* WORK TO COMPLETE *
Output the material beneath this task exactly, images excluded.

Stored records:

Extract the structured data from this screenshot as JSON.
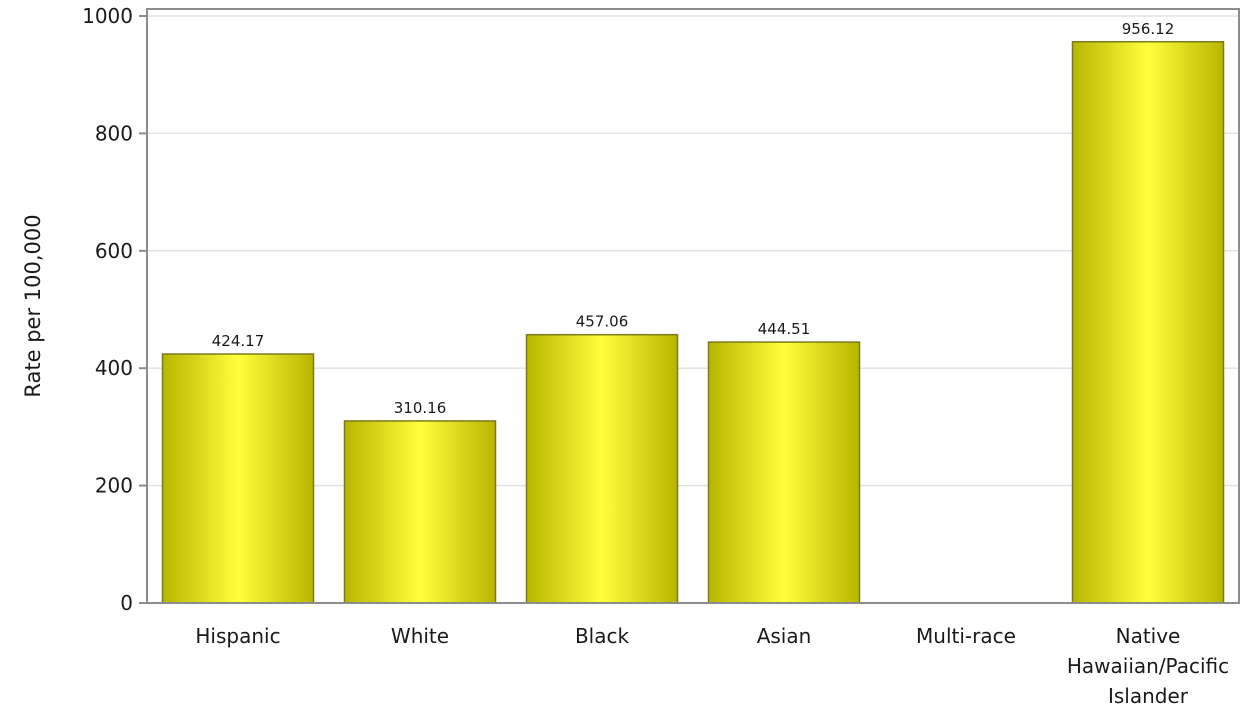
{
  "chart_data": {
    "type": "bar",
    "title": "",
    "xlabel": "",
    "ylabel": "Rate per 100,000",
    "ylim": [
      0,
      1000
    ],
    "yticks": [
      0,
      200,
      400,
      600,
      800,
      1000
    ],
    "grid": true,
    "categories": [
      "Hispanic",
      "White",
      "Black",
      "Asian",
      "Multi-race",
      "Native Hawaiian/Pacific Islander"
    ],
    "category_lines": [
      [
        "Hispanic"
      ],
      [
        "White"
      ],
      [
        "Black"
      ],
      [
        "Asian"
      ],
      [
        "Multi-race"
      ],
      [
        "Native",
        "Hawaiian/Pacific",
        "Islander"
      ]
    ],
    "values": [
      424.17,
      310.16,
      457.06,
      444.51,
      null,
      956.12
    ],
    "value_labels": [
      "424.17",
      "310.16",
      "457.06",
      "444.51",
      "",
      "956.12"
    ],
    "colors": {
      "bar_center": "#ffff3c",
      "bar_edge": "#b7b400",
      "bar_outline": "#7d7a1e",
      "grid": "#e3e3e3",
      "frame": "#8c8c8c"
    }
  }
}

* ANSWER BELOW *
Extract the structured data from this screenshot as JSON.
{
  "chart_data": {
    "type": "bar",
    "title": "",
    "xlabel": "",
    "ylabel": "Rate per 100,000",
    "ylim": [
      0,
      1000
    ],
    "yticks": [
      0,
      200,
      400,
      600,
      800,
      1000
    ],
    "grid": true,
    "categories": [
      "Hispanic",
      "White",
      "Black",
      "Asian",
      "Multi-race",
      "Native Hawaiian/Pacific Islander"
    ],
    "category_lines": [
      [
        "Hispanic"
      ],
      [
        "White"
      ],
      [
        "Black"
      ],
      [
        "Asian"
      ],
      [
        "Multi-race"
      ],
      [
        "Native",
        "Hawaiian/Pacific",
        "Islander"
      ]
    ],
    "values": [
      424.17,
      310.16,
      457.06,
      444.51,
      null,
      956.12
    ],
    "value_labels": [
      "424.17",
      "310.16",
      "457.06",
      "444.51",
      "",
      "956.12"
    ],
    "colors": {
      "bar_center": "#ffff3c",
      "bar_edge": "#b7b400",
      "bar_outline": "#7d7a1e",
      "grid": "#e3e3e3",
      "frame": "#8c8c8c"
    }
  }
}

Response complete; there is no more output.